>> Begin Dataset extract

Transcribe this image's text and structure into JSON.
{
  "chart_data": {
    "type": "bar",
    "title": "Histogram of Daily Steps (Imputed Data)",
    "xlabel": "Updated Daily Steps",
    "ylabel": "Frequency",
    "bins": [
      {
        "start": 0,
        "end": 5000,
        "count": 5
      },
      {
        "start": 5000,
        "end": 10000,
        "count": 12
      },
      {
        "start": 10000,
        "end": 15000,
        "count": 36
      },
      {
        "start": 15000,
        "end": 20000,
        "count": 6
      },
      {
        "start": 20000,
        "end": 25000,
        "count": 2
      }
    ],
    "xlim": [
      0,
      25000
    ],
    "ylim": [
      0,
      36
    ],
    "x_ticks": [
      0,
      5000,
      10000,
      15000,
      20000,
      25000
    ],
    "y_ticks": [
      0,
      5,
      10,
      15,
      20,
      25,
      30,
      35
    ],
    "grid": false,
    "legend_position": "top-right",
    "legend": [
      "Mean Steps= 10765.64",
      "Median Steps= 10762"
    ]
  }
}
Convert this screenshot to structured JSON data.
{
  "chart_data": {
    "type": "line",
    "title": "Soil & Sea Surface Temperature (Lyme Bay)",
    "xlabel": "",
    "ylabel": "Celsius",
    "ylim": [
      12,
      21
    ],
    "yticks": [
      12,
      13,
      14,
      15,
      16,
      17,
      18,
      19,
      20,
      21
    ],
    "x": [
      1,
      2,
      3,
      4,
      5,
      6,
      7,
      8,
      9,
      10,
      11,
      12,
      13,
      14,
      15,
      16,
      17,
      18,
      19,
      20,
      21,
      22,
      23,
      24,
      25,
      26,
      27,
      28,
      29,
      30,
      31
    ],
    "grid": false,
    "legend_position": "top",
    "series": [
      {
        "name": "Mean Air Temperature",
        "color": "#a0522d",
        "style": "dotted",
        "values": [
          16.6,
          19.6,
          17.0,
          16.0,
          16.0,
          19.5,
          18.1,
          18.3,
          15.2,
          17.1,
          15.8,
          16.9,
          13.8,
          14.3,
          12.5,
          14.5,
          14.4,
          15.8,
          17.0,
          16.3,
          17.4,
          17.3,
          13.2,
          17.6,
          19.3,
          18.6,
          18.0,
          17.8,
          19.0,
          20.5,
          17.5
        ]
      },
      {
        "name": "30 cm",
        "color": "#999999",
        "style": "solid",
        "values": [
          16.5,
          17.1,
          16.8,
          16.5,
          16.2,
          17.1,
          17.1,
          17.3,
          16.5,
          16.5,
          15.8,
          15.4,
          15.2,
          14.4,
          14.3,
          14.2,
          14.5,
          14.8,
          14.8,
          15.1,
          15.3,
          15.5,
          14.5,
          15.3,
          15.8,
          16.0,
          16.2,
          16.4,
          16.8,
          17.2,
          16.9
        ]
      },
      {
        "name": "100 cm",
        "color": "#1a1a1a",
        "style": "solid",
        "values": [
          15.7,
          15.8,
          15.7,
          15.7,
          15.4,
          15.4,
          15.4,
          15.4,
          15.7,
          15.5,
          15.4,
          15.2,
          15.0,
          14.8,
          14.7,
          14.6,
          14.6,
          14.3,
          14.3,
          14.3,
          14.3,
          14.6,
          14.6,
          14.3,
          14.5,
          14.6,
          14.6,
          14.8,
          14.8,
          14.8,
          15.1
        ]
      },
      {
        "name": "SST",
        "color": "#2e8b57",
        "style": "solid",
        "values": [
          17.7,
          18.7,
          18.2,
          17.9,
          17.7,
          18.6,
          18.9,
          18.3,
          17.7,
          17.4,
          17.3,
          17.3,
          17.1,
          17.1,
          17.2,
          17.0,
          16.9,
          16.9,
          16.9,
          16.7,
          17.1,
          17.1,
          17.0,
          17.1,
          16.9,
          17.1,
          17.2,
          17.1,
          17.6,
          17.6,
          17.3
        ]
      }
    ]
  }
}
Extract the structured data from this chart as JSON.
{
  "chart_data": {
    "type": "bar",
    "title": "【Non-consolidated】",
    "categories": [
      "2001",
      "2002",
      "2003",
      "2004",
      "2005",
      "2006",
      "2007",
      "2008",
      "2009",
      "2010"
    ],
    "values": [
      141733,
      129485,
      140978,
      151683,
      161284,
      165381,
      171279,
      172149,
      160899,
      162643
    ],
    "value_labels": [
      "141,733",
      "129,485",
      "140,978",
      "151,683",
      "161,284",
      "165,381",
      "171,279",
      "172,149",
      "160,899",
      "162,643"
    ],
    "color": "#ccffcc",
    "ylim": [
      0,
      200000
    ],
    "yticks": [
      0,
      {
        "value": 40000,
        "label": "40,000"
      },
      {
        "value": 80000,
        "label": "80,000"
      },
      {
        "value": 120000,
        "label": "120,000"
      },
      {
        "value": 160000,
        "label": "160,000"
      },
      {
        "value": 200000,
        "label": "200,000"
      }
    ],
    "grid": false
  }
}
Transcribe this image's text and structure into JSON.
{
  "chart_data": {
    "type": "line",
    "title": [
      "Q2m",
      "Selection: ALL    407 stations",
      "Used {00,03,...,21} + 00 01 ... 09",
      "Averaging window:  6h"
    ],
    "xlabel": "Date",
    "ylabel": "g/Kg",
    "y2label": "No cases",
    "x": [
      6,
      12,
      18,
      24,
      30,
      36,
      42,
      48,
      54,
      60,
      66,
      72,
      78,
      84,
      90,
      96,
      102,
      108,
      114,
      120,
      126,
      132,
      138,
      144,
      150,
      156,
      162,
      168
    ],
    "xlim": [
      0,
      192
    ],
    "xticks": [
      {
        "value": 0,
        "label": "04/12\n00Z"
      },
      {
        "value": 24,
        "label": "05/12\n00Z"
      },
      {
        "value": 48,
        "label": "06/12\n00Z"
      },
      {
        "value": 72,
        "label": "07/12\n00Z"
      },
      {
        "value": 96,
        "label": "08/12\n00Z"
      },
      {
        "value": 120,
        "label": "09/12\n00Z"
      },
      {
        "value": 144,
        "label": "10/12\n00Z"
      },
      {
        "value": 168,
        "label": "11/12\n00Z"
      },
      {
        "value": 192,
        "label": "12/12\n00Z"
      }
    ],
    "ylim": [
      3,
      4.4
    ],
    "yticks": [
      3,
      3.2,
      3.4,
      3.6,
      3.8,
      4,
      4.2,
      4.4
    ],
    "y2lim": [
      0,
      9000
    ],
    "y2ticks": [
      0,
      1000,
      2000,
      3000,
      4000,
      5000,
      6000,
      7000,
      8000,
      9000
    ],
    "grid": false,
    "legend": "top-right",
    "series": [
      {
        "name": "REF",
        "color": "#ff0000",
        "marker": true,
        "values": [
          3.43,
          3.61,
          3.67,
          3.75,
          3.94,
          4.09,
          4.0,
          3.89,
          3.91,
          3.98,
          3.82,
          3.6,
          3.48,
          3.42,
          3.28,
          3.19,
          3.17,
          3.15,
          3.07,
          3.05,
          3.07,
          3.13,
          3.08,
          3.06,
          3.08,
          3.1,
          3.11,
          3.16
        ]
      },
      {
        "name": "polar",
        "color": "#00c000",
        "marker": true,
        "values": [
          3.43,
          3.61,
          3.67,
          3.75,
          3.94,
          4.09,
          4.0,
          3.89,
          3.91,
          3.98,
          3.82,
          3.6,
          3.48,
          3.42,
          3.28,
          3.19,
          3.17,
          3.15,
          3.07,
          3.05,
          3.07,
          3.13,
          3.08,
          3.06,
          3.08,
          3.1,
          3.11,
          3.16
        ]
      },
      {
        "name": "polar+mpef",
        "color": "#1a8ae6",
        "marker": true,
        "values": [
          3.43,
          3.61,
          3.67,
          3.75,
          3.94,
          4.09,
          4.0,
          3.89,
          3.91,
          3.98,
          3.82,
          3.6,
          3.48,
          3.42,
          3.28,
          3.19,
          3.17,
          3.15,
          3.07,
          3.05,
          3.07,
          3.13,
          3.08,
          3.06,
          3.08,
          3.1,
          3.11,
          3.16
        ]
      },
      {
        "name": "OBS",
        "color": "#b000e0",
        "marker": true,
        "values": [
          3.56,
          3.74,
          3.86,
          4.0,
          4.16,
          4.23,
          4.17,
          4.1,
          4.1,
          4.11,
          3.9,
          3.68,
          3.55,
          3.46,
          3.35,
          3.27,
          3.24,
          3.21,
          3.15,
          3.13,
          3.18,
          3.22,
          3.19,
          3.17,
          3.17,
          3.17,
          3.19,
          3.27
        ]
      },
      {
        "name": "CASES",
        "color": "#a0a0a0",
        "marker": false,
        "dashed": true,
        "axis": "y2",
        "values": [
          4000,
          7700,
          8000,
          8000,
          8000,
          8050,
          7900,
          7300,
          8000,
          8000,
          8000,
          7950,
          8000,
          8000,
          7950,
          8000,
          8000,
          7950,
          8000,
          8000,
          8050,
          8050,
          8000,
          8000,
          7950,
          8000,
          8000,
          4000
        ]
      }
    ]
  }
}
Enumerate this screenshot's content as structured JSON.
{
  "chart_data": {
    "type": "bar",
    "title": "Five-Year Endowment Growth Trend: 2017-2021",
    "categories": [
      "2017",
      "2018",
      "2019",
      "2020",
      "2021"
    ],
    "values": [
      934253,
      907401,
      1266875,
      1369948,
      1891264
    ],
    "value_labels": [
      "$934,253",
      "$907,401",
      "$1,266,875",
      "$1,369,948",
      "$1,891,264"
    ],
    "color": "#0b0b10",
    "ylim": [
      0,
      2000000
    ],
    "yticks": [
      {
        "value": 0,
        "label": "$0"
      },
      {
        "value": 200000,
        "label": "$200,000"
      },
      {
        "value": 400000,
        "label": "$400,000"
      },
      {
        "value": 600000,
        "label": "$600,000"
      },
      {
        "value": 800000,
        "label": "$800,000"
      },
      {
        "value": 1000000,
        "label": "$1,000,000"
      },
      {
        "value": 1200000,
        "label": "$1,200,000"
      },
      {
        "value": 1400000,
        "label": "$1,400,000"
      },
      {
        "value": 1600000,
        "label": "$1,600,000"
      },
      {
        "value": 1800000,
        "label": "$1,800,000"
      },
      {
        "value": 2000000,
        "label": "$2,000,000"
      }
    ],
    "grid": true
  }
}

>> End Dataset extract

## Task goal
Which lines in the listing above hold the word "JSON"? Show each of them.

## Answer for this exercise
Transcribe this image's text and structure into JSON.
Convert this screenshot to structured JSON data.
Extract the structured data from this chart as JSON.
Transcribe this image's text and structure into JSON.
Enumerate this screenshot's content as structured JSON.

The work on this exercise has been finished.